### What the exercise asks
Reading the listing below, count the lines that contain the word "Coconuts" and give that count alone.

-- begin Records to use --

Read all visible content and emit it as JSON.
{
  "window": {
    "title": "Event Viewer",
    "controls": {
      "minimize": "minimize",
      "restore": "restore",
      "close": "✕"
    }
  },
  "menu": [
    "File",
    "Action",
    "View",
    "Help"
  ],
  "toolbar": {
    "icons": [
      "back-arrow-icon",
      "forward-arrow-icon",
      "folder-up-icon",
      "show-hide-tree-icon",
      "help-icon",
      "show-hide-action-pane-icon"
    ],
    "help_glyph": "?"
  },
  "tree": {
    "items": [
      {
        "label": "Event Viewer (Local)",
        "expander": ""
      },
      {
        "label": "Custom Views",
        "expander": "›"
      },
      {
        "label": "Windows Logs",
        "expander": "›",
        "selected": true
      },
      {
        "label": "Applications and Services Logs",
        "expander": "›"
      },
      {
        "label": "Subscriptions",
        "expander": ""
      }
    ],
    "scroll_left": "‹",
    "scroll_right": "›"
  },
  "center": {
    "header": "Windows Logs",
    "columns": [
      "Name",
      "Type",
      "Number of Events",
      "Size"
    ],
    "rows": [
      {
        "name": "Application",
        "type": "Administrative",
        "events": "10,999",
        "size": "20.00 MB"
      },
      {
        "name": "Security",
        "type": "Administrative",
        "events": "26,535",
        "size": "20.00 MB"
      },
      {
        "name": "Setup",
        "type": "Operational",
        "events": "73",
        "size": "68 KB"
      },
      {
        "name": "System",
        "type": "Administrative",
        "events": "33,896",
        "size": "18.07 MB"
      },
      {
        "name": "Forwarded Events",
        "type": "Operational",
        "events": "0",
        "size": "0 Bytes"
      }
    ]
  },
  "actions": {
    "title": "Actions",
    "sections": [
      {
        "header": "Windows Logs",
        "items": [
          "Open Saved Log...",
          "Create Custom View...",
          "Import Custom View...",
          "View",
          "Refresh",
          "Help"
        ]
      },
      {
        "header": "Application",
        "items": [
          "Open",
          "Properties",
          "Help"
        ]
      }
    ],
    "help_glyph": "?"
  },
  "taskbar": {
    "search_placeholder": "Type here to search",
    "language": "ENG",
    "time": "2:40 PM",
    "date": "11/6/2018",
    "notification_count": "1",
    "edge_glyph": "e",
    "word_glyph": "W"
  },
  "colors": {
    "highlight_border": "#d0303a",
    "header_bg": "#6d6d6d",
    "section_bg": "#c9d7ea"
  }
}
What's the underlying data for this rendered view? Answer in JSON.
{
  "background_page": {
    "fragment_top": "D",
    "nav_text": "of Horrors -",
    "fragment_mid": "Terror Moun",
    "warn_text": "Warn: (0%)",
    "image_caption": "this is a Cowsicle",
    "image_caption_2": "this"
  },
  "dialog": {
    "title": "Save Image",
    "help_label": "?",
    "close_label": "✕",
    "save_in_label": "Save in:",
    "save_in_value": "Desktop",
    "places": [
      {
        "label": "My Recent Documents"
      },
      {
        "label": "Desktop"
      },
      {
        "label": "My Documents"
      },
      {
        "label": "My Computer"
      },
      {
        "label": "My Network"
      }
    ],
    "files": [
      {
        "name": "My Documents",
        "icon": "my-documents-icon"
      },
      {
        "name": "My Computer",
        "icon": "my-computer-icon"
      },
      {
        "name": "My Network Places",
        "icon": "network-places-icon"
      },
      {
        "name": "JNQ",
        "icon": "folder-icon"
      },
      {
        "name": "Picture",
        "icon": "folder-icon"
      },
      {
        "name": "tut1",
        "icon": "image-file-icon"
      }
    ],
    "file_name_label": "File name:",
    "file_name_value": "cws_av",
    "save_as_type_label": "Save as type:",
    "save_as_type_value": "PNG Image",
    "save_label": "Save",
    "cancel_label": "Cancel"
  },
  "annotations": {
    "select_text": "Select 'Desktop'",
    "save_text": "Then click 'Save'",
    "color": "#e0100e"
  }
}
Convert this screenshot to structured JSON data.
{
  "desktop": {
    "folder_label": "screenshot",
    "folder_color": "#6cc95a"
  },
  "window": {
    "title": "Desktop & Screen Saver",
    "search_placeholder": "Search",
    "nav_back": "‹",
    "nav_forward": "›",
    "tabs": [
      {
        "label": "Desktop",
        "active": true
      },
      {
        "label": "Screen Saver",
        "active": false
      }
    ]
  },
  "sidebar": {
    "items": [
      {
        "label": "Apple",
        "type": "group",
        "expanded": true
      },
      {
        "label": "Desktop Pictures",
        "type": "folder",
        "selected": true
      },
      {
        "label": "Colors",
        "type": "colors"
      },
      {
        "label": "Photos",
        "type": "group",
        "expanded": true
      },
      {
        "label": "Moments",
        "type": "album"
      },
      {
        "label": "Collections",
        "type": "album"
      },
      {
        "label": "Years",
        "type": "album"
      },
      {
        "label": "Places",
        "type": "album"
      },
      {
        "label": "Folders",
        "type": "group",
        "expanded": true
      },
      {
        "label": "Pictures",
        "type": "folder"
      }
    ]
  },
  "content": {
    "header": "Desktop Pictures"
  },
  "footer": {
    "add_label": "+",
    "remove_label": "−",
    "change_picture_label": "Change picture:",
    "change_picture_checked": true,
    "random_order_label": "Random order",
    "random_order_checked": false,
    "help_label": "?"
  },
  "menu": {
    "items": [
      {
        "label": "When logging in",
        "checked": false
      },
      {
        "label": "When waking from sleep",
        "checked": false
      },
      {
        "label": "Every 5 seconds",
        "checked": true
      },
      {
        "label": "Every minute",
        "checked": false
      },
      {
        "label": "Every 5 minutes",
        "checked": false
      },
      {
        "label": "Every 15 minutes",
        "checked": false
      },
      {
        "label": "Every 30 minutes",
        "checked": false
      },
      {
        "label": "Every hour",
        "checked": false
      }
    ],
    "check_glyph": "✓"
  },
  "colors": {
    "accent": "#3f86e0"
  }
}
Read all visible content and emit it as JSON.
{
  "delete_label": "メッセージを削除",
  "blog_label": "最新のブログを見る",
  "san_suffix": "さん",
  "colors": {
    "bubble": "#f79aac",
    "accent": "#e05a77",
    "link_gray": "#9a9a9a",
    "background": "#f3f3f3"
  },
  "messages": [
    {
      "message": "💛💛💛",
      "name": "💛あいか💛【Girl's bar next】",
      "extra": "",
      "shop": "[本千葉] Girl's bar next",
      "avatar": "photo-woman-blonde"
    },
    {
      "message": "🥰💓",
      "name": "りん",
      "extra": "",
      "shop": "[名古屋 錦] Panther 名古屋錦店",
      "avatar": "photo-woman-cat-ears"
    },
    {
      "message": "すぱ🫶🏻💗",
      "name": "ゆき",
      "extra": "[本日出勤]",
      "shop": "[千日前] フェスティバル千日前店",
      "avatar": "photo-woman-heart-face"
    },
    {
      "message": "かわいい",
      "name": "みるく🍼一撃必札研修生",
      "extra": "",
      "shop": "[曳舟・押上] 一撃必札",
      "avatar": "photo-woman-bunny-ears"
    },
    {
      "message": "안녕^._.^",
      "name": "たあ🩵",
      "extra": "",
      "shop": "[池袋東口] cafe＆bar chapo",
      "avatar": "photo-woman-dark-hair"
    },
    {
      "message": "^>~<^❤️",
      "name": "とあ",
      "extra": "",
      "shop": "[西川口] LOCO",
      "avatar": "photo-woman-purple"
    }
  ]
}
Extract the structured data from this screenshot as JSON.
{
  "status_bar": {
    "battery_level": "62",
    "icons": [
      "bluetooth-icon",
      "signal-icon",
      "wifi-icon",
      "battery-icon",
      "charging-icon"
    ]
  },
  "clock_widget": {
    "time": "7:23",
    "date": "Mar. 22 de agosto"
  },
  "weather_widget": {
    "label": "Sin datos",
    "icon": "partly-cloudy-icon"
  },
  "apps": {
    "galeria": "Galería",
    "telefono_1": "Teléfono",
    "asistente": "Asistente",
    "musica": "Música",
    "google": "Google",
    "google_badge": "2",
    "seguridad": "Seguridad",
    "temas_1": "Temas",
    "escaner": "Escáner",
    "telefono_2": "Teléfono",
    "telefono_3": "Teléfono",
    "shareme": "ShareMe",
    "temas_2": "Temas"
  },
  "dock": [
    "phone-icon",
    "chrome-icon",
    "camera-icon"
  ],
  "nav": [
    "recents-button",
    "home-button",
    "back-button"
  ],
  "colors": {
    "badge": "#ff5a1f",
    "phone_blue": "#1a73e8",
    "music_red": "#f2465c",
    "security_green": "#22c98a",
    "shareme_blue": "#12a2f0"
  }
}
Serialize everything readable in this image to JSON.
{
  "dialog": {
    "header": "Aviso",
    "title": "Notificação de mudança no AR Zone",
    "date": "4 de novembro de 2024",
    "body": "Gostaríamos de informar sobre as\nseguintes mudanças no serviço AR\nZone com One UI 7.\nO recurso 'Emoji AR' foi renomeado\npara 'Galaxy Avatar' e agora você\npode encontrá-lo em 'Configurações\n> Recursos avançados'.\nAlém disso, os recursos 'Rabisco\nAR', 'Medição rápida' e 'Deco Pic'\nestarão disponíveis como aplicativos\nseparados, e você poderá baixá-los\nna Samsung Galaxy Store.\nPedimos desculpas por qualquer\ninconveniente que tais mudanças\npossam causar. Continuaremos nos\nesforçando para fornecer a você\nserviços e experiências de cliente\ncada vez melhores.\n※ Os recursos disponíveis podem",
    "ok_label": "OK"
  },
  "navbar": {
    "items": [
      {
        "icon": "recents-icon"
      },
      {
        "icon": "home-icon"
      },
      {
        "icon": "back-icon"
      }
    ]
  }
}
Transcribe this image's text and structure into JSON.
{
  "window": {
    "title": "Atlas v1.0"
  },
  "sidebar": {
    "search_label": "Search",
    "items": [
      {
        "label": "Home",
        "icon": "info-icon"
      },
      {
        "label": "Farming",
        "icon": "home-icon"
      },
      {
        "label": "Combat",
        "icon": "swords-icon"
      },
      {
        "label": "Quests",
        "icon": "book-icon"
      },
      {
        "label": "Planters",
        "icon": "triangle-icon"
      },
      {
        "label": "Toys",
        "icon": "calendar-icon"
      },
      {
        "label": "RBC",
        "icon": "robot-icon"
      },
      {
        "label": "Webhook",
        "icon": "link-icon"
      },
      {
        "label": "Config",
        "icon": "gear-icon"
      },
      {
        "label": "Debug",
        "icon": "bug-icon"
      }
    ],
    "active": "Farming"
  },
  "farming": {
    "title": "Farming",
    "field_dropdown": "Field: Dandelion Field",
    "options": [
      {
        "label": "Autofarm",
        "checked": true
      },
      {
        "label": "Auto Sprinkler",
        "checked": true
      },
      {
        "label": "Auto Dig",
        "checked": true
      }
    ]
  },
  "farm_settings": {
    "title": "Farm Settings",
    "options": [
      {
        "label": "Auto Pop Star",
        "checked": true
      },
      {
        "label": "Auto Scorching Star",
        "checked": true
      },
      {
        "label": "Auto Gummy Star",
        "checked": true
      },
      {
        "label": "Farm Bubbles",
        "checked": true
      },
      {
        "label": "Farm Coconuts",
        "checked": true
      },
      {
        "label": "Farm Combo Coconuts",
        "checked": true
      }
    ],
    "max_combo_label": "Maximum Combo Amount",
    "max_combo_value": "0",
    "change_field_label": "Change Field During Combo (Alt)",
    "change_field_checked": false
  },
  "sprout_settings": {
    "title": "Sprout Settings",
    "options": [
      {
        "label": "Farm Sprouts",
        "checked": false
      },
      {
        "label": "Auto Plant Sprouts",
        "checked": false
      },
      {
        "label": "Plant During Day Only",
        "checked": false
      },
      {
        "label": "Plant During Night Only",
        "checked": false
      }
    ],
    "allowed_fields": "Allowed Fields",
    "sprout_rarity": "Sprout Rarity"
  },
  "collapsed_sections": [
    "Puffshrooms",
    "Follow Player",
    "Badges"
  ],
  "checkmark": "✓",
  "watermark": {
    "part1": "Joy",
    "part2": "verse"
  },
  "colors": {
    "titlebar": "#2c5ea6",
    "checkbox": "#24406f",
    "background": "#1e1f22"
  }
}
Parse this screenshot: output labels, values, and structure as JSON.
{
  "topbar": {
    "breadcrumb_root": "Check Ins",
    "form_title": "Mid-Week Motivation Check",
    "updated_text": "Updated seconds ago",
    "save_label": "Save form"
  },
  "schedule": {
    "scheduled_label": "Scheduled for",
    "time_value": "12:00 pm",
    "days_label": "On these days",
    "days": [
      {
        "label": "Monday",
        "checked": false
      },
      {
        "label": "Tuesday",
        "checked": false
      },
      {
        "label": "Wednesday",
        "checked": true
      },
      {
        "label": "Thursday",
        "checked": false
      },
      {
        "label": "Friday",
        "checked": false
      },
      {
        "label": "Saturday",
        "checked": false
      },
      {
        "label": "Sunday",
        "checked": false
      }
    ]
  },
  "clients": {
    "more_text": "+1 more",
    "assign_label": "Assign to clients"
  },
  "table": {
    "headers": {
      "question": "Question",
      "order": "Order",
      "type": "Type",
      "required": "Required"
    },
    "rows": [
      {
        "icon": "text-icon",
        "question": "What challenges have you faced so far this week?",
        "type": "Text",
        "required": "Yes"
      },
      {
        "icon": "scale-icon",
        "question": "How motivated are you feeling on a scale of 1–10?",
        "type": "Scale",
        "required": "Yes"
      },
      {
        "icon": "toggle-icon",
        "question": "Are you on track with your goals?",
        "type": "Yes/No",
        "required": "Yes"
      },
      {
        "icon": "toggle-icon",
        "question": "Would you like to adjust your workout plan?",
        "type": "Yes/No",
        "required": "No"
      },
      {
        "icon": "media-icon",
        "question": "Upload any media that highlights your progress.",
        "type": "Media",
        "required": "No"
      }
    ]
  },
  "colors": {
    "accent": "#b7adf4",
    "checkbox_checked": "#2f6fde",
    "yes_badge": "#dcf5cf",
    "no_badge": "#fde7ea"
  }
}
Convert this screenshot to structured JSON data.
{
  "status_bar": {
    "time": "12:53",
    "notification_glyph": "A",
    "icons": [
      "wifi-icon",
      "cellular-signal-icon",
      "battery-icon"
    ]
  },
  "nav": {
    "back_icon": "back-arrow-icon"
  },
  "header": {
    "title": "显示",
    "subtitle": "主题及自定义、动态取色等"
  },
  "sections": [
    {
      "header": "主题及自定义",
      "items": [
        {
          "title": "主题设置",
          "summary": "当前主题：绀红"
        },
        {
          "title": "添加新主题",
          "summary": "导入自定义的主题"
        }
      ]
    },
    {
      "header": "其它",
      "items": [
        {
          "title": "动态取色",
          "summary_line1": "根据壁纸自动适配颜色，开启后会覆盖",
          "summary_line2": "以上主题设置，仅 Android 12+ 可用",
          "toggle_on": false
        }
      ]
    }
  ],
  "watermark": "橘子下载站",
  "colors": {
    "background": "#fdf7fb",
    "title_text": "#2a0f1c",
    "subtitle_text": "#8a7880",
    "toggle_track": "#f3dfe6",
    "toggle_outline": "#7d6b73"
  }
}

-- end Records to use --

### Completed task
2